● Texte présenté:
Caron se faufile dans plusieurs genres littéraires pour faire le tour de son sujet et scruter ses personnages. Comme s’il voulait empoigner toutes les écritures pour se coller à la réalité.
Alexandre est un lecteur avant tout, une voix qui touche les auditeurs, fait vibrer les personnages. Le présent s’étiole un peu et les livres prennent de plus en plus de place. Jean-François Caron est un très bon lecteur et aime lire en public. Je me suis fait plaisir plusieurs fois en l’écoutant. Je ne sais s’il fait comme le personnage de Francine Brunet dans Le Géant. Victor Scarpa, un camionneur, dirige un club audio et circule au volant de son camion en écoutant l’enregistrement d’un roman québécois ou un succès du jour. Tous les camionneurs sont amoureux de la femme qui lit.

● Énoncé:
Recopiez le texte sur Jean-François Caron de « Caron se faufile » à « femme qui lit. », en changeant « lecteur » en « conteur ». Les fiches forment un matériau à part, indépendant du texte.

● Extraits des fiches:

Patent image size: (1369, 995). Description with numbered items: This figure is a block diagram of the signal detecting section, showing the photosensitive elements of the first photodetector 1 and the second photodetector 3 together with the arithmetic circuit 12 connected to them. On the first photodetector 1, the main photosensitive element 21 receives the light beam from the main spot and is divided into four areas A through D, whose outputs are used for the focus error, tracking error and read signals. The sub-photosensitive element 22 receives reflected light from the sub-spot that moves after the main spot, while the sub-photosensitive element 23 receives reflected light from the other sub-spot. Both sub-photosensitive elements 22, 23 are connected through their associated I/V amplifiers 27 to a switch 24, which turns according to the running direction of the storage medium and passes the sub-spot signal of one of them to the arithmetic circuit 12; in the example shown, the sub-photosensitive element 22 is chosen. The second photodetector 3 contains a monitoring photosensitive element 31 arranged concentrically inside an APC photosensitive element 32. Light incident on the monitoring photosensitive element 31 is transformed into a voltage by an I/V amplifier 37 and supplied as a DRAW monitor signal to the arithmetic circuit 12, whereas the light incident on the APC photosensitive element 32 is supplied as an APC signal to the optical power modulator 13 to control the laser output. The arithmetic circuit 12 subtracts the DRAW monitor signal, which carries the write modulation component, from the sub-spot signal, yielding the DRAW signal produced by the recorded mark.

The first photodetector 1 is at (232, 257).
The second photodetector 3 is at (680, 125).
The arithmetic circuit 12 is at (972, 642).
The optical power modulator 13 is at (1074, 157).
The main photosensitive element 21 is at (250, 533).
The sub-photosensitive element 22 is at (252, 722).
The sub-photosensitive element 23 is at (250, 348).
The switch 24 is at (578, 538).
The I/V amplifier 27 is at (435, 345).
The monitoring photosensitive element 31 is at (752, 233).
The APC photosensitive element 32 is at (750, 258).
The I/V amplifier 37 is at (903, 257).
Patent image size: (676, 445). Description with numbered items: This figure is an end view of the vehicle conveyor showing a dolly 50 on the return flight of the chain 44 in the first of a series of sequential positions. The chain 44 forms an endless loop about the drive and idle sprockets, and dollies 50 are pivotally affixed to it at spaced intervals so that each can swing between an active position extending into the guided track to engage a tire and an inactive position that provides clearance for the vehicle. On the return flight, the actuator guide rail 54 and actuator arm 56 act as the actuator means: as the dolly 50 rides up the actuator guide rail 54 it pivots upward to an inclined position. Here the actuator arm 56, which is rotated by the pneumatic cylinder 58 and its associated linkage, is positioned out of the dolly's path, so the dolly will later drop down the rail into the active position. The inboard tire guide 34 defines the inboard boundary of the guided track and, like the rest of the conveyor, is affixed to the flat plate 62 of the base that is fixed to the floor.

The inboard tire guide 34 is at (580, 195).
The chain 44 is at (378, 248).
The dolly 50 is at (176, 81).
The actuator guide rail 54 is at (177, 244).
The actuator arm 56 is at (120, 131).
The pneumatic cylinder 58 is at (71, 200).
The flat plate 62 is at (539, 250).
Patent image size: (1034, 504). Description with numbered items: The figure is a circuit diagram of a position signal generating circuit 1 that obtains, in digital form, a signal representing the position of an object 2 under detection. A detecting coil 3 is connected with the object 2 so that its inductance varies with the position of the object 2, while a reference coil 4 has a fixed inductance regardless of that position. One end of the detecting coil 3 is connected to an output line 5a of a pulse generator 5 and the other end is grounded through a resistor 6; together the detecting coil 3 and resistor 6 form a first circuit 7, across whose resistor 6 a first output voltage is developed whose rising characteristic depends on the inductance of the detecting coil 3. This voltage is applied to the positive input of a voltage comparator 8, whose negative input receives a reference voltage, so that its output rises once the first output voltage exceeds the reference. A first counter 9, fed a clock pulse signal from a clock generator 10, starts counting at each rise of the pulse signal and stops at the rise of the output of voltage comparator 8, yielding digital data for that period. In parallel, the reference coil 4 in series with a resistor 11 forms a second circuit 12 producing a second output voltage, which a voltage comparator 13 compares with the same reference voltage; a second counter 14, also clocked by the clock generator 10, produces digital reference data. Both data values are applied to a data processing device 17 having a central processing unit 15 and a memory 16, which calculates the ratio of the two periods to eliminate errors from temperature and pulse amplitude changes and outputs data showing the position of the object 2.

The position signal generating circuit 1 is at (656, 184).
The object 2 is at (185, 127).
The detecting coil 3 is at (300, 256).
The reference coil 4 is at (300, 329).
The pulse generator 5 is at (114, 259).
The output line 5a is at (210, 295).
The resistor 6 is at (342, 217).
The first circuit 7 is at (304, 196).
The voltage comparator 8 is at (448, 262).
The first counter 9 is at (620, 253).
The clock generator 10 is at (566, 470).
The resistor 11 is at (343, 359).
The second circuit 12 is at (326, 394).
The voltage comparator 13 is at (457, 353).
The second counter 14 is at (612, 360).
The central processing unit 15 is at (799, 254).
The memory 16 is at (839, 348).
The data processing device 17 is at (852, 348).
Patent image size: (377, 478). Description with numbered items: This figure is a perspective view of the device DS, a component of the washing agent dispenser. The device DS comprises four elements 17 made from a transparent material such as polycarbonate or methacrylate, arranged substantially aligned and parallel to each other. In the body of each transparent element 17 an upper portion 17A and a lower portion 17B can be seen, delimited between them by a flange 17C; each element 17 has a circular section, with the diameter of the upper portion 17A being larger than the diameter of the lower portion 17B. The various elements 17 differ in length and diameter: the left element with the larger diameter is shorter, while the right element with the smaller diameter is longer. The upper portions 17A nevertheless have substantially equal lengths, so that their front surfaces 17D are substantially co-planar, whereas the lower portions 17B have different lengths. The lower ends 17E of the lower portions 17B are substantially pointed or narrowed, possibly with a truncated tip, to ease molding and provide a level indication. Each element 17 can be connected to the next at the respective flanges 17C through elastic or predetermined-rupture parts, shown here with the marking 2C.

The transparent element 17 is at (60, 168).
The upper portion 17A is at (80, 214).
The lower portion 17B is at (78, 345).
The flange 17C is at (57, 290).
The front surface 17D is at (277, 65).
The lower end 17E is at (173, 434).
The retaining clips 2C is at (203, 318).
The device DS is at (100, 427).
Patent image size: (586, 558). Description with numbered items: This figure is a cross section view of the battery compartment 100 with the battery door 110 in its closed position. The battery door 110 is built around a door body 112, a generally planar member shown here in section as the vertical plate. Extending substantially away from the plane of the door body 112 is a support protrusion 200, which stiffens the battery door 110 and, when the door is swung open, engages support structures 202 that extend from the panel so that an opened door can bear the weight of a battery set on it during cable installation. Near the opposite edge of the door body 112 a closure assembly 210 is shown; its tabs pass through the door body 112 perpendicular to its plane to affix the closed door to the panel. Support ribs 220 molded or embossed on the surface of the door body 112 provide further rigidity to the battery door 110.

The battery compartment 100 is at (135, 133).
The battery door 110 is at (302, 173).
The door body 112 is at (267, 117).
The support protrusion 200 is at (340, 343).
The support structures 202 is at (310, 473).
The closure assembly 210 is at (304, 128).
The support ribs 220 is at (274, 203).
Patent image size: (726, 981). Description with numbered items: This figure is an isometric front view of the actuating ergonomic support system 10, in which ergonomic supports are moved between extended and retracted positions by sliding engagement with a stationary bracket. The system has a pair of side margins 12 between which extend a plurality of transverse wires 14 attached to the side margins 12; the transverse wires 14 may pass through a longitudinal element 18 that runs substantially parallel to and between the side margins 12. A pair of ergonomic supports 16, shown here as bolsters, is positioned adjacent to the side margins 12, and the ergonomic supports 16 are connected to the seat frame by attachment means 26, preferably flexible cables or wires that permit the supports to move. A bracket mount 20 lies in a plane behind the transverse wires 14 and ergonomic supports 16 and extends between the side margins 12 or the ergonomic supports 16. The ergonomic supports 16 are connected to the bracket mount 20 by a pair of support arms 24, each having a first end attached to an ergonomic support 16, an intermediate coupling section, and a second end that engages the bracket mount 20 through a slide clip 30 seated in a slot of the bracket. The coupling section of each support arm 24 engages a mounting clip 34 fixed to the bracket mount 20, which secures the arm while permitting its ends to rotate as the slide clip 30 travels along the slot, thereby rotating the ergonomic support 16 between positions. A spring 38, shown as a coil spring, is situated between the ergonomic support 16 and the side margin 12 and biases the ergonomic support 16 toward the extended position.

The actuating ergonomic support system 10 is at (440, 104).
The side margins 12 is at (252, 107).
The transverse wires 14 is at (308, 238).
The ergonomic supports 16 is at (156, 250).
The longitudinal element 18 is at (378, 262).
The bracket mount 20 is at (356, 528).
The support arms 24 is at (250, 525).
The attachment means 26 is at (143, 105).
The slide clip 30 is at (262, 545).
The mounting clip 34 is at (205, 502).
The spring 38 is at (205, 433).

● Résultat:
Caron se faufile dans plusieurs genres littéraires pour faire le tour de son sujet et scruter ses personnages. Comme s’il voulait empoigner toutes les écritures pour se coller à la réalité.
Alexandre est un conteur avant tout, une voix qui touche les auditeurs, fait vibrer les personnages. Le présent s’étiole un peu et les livres prennent de plus en plus de place. Jean-François Caron est un très bon conteur et aime lire en public. Je me suis fait plaisir plusieurs fois en l’écoutant. Je ne sais s’il fait comme le personnage de Francine Brunet dans Le Géant. Victor Scarpa, un camionneur, dirige un club audio et circule au volant de son camion en écoutant l’enregistrement d’un roman québécois ou un succès du jour. Tous les camionneurs sont amoureux de la femme qui lit.